**Work instructions**
Extract every line of the material that holds the string "label".

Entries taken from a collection
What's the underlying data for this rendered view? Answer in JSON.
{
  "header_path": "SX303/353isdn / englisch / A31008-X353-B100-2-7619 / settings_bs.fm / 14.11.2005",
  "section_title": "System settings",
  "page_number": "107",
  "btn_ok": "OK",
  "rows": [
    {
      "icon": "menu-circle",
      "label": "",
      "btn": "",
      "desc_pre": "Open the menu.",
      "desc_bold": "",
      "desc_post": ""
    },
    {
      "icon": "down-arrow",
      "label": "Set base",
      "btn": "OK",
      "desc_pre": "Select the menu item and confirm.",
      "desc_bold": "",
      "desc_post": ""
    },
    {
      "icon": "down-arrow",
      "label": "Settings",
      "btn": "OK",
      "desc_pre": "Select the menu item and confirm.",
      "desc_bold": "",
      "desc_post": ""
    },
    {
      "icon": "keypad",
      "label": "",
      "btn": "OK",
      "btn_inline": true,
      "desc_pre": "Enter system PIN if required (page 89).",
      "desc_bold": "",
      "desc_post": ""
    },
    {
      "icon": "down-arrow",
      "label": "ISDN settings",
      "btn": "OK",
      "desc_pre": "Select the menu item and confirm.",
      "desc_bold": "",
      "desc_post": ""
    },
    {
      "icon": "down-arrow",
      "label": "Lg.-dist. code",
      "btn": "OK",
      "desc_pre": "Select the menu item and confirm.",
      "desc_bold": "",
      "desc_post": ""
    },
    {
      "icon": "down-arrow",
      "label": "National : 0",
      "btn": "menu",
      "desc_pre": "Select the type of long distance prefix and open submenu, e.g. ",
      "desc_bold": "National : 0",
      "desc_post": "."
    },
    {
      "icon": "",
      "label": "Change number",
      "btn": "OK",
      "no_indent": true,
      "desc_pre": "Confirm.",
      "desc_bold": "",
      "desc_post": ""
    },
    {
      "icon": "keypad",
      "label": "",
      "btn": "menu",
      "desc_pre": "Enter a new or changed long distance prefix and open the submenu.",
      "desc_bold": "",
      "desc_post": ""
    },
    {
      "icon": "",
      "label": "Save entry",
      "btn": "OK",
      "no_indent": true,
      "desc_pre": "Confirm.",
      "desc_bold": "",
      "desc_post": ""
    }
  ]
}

**Result**
      "label": "",
      "label": "Set base",
      "label": "Settings",
      "label": "",
      "label": "ISDN settings",
      "label": "Lg.-dist. code",
      "label": "National : 0",
      "label": "Change number",
      "label": "",
      "label": "Save entry",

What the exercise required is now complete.